- **REQUEST**
Pull out every line below holding the word "label".

- **EXTRACTED DATA**
----

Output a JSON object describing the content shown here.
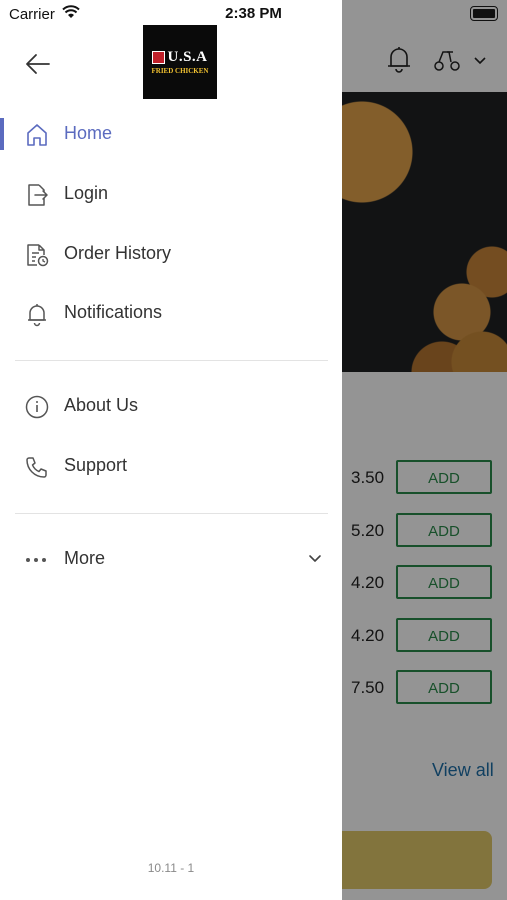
{
  "status_bar": {
    "carrier": "Carrier",
    "time": "2:38 PM"
  },
  "drawer": {
    "logo": {
      "main_text": "U.S.A",
      "sub_text": "FRIED CHICKEN"
    },
    "menu": [
      {
        "label": "Home",
        "icon": "home-icon",
        "active": true
      },
      {
        "label": "Login",
        "icon": "login-icon"
      },
      {
        "label": "Order History",
        "icon": "order-history-icon"
      },
      {
        "label": "Notifications",
        "icon": "bell-icon"
      },
      {
        "label": "About Us",
        "icon": "info-icon"
      },
      {
        "label": "Support",
        "icon": "phone-icon"
      },
      {
        "label": "More",
        "icon": "more-dots-icon"
      }
    ],
    "version": "10.11 - 1",
    "accent_color": "#5b6bbf"
  },
  "background": {
    "items": [
      {
        "price": "3.50",
        "button": "ADD"
      },
      {
        "price": "5.20",
        "button": "ADD"
      },
      {
        "price": "4.20",
        "button": "ADD"
      },
      {
        "price": "4.20",
        "button": "ADD"
      },
      {
        "price": "7.50",
        "button": "ADD"
      }
    ],
    "view_all": "View all"
  }
}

----

- **OUTPUT FOR THIS EXERCISE**
        "label": "Home",
        "label": "Login",
        "label": "Order History",
        "label": "Notifications",
        "label": "About Us",
        "label": "Support",
        "label": "More",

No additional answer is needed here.